### [WHAT THIS TASK INVOLVES]
Determine how many lines of the entries contain "phút". Reply with that number alone.

◇ ◇ ◇ ◇

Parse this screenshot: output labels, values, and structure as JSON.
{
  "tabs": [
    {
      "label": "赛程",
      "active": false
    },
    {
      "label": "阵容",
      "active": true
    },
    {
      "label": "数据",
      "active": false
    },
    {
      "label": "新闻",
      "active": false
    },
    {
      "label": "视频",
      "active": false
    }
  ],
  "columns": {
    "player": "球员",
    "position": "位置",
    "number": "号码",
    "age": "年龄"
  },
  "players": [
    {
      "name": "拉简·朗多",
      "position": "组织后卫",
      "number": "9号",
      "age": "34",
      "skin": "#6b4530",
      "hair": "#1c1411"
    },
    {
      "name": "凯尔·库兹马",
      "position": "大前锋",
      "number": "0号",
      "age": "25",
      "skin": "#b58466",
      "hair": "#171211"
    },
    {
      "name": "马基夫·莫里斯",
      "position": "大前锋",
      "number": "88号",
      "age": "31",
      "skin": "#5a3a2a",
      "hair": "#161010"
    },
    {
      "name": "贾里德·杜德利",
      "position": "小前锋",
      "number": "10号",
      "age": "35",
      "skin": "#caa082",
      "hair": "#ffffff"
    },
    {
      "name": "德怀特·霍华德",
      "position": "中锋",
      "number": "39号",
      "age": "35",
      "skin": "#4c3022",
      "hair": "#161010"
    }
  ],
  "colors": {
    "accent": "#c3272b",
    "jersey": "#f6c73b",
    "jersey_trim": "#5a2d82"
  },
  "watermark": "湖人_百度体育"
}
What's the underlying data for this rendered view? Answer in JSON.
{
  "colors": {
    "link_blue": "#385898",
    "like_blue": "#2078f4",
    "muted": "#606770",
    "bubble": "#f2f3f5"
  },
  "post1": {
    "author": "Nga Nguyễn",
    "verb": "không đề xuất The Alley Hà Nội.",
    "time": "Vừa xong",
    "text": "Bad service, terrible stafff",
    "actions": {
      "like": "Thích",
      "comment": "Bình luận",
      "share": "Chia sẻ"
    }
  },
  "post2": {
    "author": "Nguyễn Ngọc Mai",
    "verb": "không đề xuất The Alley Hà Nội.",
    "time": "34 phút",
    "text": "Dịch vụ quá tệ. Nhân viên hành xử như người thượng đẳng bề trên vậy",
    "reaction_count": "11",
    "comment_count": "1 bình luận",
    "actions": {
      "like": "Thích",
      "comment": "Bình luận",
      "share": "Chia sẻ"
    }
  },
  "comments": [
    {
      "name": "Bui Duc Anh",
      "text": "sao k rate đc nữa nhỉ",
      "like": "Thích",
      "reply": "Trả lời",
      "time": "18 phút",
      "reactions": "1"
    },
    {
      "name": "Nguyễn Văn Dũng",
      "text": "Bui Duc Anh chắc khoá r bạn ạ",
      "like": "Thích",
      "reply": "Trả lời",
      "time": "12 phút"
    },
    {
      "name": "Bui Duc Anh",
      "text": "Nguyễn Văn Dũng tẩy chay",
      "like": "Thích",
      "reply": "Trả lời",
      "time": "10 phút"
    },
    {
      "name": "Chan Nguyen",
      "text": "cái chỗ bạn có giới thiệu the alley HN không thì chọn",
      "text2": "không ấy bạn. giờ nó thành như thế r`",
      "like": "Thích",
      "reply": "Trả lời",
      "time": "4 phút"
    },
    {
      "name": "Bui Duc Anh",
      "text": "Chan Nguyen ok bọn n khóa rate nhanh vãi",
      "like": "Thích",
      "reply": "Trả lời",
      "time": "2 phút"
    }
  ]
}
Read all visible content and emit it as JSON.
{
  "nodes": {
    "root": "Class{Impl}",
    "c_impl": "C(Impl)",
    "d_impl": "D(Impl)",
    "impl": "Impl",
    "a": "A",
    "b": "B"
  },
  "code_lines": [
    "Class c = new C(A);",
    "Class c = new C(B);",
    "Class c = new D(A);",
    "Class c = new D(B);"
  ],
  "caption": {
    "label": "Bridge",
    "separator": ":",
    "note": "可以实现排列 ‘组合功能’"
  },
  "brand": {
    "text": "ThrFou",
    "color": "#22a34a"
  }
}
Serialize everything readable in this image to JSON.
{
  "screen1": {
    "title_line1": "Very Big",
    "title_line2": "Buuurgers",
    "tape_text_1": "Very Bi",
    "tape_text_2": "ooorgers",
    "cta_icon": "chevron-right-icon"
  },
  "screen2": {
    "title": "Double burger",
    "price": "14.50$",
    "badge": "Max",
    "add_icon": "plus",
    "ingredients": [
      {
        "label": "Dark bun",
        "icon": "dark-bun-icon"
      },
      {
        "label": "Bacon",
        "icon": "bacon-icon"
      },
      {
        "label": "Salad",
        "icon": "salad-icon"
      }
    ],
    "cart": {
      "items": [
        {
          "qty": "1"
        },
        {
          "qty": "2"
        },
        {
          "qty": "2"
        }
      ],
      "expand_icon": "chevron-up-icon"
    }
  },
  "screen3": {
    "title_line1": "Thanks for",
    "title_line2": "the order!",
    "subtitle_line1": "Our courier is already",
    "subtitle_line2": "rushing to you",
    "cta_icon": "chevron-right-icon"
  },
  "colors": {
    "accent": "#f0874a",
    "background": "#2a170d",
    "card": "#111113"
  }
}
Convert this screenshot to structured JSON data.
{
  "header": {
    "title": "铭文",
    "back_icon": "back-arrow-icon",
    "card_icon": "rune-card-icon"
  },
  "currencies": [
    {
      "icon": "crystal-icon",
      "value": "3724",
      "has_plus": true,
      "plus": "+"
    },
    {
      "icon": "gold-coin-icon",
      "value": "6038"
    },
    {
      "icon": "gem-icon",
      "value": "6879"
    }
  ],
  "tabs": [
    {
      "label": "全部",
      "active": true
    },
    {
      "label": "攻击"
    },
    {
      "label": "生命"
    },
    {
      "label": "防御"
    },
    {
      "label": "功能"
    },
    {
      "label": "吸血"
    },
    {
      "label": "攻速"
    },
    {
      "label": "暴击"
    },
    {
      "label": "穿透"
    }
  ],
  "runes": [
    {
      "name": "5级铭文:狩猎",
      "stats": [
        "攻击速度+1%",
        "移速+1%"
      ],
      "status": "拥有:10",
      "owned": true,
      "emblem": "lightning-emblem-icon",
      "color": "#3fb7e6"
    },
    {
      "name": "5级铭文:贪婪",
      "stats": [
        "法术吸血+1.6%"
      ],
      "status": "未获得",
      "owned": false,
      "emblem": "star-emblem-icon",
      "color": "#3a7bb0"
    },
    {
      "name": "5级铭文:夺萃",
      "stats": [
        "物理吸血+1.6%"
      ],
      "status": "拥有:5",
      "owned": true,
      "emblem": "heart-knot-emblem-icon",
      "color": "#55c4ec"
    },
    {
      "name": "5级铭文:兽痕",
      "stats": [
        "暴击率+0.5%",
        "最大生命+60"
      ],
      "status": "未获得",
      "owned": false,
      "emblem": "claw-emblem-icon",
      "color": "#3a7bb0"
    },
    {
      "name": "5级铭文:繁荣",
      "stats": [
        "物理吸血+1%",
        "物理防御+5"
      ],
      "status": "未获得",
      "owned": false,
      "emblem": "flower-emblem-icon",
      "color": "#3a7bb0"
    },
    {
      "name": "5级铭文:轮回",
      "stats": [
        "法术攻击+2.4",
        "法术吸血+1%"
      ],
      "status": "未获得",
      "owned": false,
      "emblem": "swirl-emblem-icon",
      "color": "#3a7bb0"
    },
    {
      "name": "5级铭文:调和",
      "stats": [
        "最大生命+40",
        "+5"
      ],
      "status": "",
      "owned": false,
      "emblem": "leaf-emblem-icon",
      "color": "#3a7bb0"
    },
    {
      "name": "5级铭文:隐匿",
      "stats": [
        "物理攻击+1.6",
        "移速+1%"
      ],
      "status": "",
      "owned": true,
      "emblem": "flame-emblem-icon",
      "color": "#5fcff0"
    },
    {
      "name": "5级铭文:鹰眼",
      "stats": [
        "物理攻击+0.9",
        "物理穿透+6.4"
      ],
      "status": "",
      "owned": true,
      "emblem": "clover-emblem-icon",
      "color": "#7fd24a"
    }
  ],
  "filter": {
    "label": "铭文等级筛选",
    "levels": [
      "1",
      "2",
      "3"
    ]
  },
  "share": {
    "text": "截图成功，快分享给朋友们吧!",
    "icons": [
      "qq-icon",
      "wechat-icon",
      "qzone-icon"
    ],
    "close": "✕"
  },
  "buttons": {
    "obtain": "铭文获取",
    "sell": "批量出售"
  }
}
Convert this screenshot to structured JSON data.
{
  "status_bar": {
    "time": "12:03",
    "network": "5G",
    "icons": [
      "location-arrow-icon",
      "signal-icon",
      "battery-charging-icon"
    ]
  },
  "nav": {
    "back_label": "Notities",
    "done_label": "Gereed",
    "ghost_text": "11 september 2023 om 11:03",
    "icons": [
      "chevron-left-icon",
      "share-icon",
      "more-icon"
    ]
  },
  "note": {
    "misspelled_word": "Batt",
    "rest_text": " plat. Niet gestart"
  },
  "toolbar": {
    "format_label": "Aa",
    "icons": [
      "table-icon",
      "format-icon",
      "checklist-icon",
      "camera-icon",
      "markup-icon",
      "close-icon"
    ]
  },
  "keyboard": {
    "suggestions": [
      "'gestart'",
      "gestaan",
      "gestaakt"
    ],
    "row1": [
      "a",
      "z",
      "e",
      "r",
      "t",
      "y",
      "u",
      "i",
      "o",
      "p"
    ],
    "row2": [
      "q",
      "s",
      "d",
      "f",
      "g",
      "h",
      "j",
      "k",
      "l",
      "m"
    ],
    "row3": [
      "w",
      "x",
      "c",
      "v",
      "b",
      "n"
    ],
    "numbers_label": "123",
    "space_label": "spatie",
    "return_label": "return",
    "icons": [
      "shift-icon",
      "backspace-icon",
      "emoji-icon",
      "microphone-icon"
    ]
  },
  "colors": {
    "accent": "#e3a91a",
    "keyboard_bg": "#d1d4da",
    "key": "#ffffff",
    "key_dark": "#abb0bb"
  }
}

◇ ◇ ◇ ◇

### [THE ANSWER]
6